═══ Exercise inputs ═══
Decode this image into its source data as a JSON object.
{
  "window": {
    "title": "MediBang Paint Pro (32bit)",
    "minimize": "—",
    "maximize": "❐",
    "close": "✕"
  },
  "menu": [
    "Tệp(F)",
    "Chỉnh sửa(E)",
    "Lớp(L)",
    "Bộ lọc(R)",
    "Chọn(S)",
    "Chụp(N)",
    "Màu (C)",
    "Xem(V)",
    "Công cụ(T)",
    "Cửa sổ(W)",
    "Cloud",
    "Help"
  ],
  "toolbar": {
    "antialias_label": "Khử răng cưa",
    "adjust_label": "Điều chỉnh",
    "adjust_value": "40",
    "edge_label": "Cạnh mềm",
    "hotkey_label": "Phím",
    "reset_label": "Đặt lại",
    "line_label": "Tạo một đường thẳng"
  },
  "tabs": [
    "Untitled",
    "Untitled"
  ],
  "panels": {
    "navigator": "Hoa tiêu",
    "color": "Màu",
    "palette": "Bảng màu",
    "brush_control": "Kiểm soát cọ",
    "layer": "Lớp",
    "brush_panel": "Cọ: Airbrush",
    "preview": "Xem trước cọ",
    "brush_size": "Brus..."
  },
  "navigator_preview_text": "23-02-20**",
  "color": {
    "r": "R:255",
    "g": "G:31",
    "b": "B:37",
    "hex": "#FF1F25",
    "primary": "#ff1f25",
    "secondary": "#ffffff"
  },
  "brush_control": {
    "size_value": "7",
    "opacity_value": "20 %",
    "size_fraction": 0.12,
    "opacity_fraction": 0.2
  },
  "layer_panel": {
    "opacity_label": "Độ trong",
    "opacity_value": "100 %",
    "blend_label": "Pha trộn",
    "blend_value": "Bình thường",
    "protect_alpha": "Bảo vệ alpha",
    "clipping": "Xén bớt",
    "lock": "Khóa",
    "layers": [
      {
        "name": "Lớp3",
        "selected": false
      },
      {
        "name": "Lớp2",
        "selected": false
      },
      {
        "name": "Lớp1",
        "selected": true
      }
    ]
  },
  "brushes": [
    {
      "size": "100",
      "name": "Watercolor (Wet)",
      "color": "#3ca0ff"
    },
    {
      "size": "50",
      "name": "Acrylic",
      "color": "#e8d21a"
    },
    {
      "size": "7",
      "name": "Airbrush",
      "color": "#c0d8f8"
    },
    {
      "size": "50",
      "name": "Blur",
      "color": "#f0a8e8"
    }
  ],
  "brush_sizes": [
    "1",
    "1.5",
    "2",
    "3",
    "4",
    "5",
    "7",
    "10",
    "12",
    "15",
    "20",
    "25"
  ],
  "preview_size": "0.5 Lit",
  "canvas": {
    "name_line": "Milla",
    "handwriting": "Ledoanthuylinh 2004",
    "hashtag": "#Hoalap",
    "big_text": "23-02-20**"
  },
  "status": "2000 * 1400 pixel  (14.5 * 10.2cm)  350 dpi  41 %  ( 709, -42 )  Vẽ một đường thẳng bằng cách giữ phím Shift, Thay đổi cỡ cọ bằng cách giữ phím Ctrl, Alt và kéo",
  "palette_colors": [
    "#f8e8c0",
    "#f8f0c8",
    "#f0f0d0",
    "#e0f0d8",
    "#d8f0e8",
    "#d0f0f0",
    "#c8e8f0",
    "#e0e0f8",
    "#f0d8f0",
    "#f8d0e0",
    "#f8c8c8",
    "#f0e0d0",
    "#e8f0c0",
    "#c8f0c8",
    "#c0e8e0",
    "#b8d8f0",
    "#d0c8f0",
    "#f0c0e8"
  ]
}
═══
Given problem: Copy out each line of the records that holds the string "đường".

Reply to the exercise:
    "line_label": "Tạo một đường thẳng"
  "status": "2000 * 1400 pixel  (14.5 * 10.2cm)  350 dpi  41 %  ( 709, -42 )  Vẽ một đường thẳng bằng cách giữ phím Shift, Thay đổi cỡ cọ bằng cách giữ phím Ctrl, Alt và kéo",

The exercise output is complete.